▶ Instruction
Using the material below, copy every line where "this" appears.

▶ Extracted entries
= = = = =

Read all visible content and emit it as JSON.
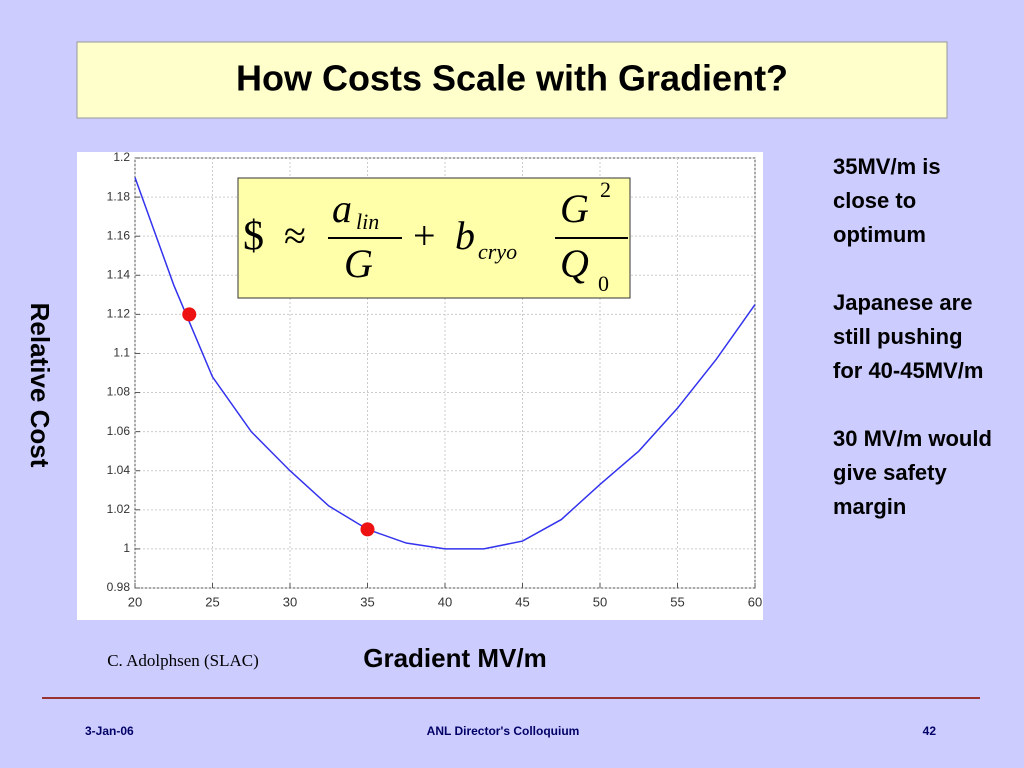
{
  "title": "How Costs Scale with Gradient?",
  "chart_data": {
    "type": "line",
    "x_label": "Gradient MV/m",
    "y_label": "Relative Cost",
    "x": [
      20,
      22.5,
      25,
      27.5,
      30,
      32.5,
      35,
      37.5,
      40,
      42.5,
      45,
      47.5,
      50,
      52.5,
      55,
      57.5,
      60
    ],
    "values": [
      1.19,
      1.135,
      1.088,
      1.06,
      1.04,
      1.022,
      1.01,
      1.003,
      1.0,
      1.0,
      1.004,
      1.015,
      1.033,
      1.05,
      1.072,
      1.097,
      1.125
    ],
    "color": "#3333ee",
    "points": {
      "x": [
        23.5,
        35
      ],
      "values": [
        1.12,
        1.01
      ],
      "color": "#ee1111"
    },
    "xlim": [
      20,
      60
    ],
    "xticks": [
      20,
      25,
      30,
      35,
      40,
      45,
      50,
      55,
      60
    ],
    "ylim": [
      0.98,
      1.2
    ],
    "yticks": [
      0.98,
      1,
      1.02,
      1.04,
      1.06,
      1.08,
      1.1,
      1.12,
      1.14,
      1.16,
      1.18,
      1.2
    ],
    "grid": true
  },
  "formula": {
    "dollar": "$",
    "approx": "≈",
    "a": "a",
    "lin": "lin",
    "g1": "G",
    "plus": "+",
    "b": "b",
    "cryo": "cryo",
    "g2": "G",
    "sq": "2",
    "q": "Q",
    "zero": "0"
  },
  "credit": "C. Adolphsen (SLAC)",
  "notes": [
    "35MV/m is close to optimum",
    "Japanese are still pushing for 40-45MV/m",
    "30 MV/m would give safety margin"
  ],
  "footer": {
    "date": "3-Jan-06",
    "center": "ANL Director's Colloquium",
    "page": "42"
  }
}
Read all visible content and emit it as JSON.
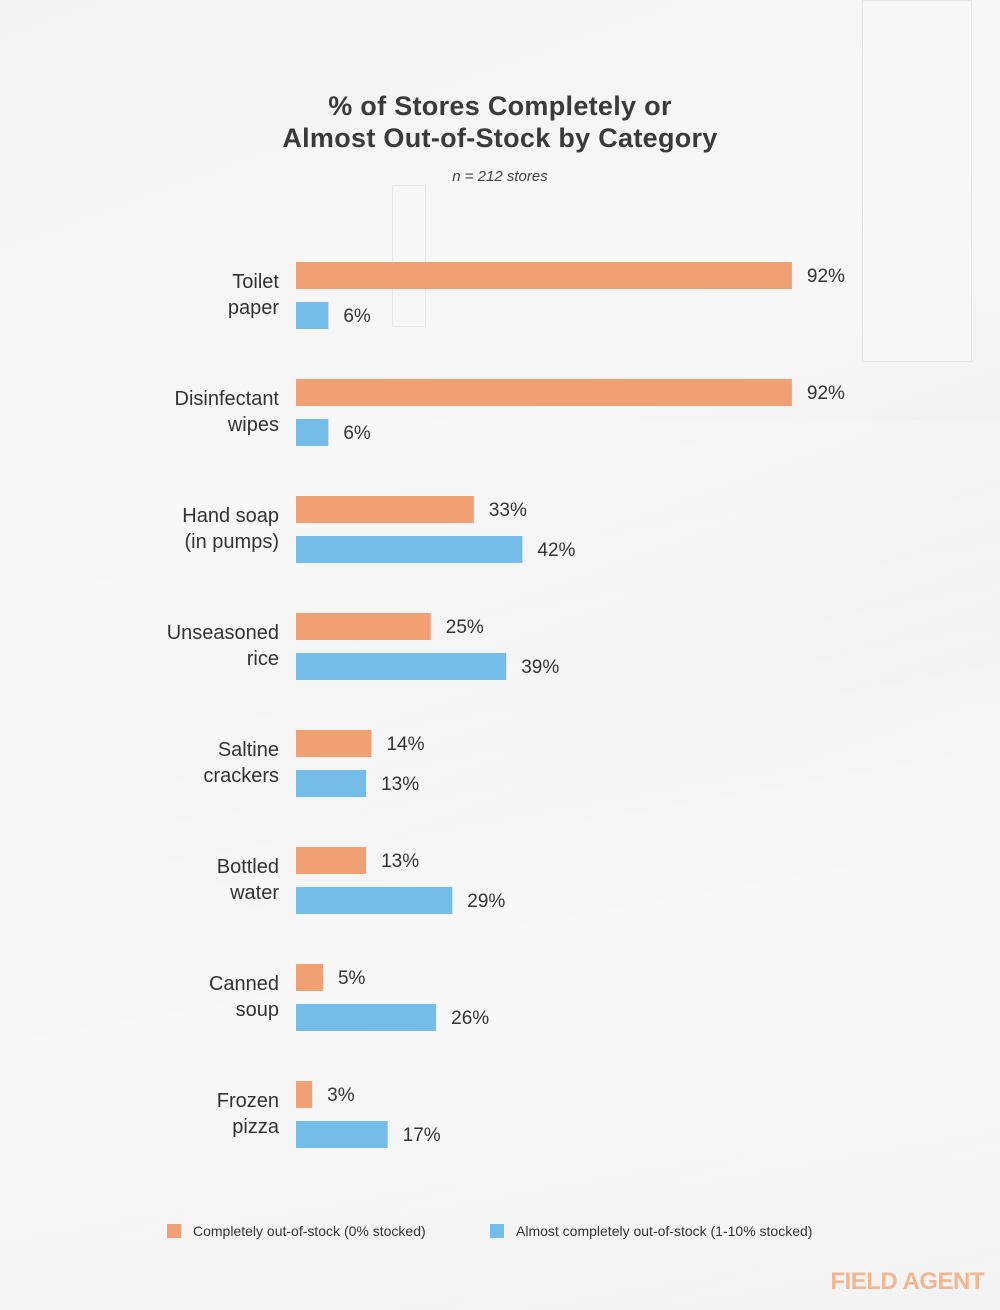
{
  "chart_data": {
    "type": "bar",
    "orientation": "horizontal",
    "title": "% of Stores Completely or Almost Out-of-Stock by Category",
    "title_lines": [
      "% of Stores Completely or",
      "Almost Out-of-Stock by Category"
    ],
    "subtitle": "n = 212 stores",
    "categories": [
      [
        "Toilet",
        "paper"
      ],
      [
        "Disinfectant",
        "wipes"
      ],
      [
        "Hand soap",
        "(in pumps)"
      ],
      [
        "Unseasoned",
        "rice"
      ],
      [
        "Saltine",
        "crackers"
      ],
      [
        "Bottled",
        "water"
      ],
      [
        "Canned",
        "soup"
      ],
      [
        "Frozen",
        "pizza"
      ]
    ],
    "series": [
      {
        "name": "Completely out-of-stock (0% stocked)",
        "color": "#f0a073",
        "values": [
          92,
          92,
          33,
          25,
          14,
          13,
          5,
          3
        ]
      },
      {
        "name": "Almost completely out-of-stock (1-10% stocked)",
        "color": "#74bde9",
        "values": [
          6,
          6,
          42,
          39,
          13,
          29,
          26,
          17
        ]
      }
    ],
    "value_suffix": "%",
    "xlim": [
      0,
      100
    ],
    "grid": false,
    "legend_position": "bottom"
  },
  "brand": "FIELD AGENT"
}
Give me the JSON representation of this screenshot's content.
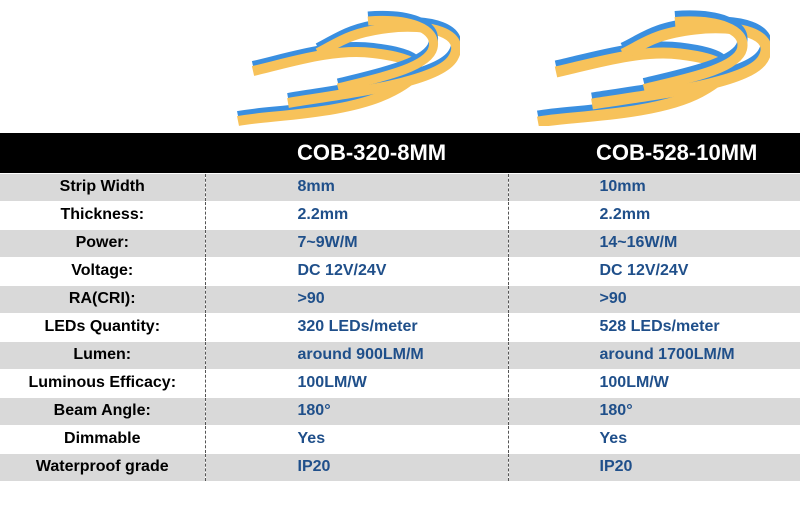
{
  "products": [
    {
      "name": "COB-320-8MM"
    },
    {
      "name": "COB-528-10MM"
    }
  ],
  "rows": [
    {
      "label": "Strip Width",
      "values": [
        "8mm",
        "10mm"
      ]
    },
    {
      "label": "Thickness:",
      "values": [
        "2.2mm",
        "2.2mm"
      ]
    },
    {
      "label": "Power:",
      "values": [
        "7~9W/M",
        "14~16W/M"
      ]
    },
    {
      "label": "Voltage:",
      "values": [
        "DC 12V/24V",
        "DC 12V/24V"
      ]
    },
    {
      "label": "RA(CRI):",
      "values": [
        ">90",
        ">90"
      ]
    },
    {
      "label": "LEDs Quantity:",
      "values": [
        "320 LEDs/meter",
        "528 LEDs/meter"
      ]
    },
    {
      "label": "Lumen:",
      "values": [
        "around 900LM/M",
        "around 1700LM/M"
      ]
    },
    {
      "label": "Luminous Efficacy:",
      "values": [
        "100LM/W",
        "100LM/W"
      ]
    },
    {
      "label": "Beam Angle:",
      "values": [
        "180°",
        "180°"
      ]
    },
    {
      "label": "Dimmable",
      "values": [
        "Yes",
        "Yes"
      ]
    },
    {
      "label": "Waterproof grade",
      "values": [
        "IP20",
        "IP20"
      ]
    }
  ],
  "colors": {
    "header_bg": "#000000",
    "value_text": "#1f4f8a",
    "stripe": "#d9d9d9",
    "strip_blue": "#3a8fe0",
    "strip_yellow": "#f7c25a"
  }
}
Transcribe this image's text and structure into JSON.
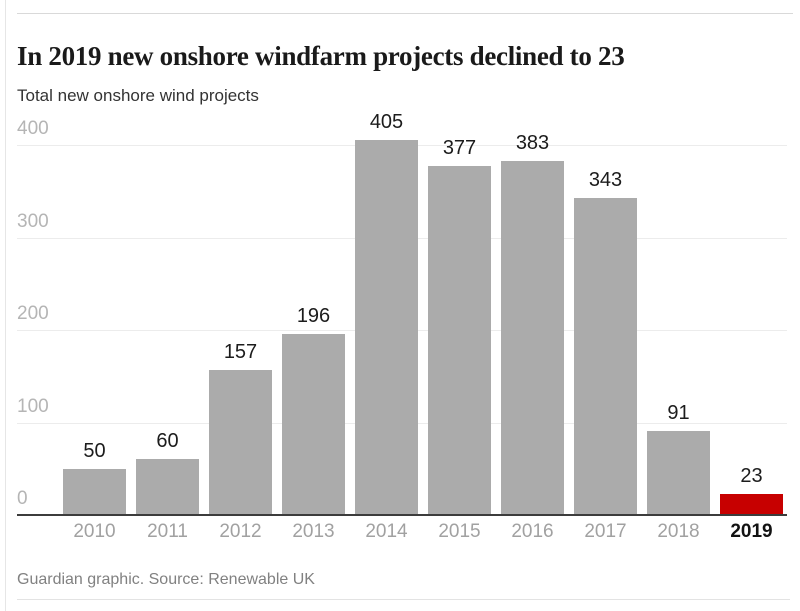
{
  "header": {
    "title": "In 2019 new onshore windfarm projects declined to 23",
    "subtitle": "Total new onshore wind projects"
  },
  "footer": {
    "source": "Guardian graphic. Source: Renewable UK"
  },
  "chart_data": {
    "type": "bar",
    "title": "In 2019 new onshore windfarm projects declined to 23",
    "subtitle": "Total new onshore wind projects",
    "categories": [
      "2010",
      "2011",
      "2012",
      "2013",
      "2014",
      "2015",
      "2016",
      "2017",
      "2018",
      "2019"
    ],
    "values": [
      50,
      60,
      157,
      196,
      405,
      377,
      383,
      343,
      91,
      23
    ],
    "value_labels_shown": true,
    "ylim": [
      0,
      400
    ],
    "yticks": [
      0,
      100,
      200,
      300,
      400
    ],
    "grid": "horizontal",
    "legend": "none",
    "highlight_category": "2019",
    "source": "Guardian graphic. Source: Renewable UK"
  },
  "colors": {
    "bar": "#ababab",
    "highlight_bar": "#c70000",
    "title_text": "#1a1a1a",
    "subtitle_text": "#333333",
    "axis_line": "#3c3c3c",
    "gridline": "#ececec",
    "y_tick_text": "#b5b5b5",
    "x_tick_text": "#a1a1a1",
    "x_tick_highlight_text": "#121212",
    "value_label_text": "#1c1c1c",
    "source_text": "#818181"
  }
}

= = = = =

▶ Output
Give me the JSON representation of this screenshot's content.
Transcribe this image's text and structure into JSON.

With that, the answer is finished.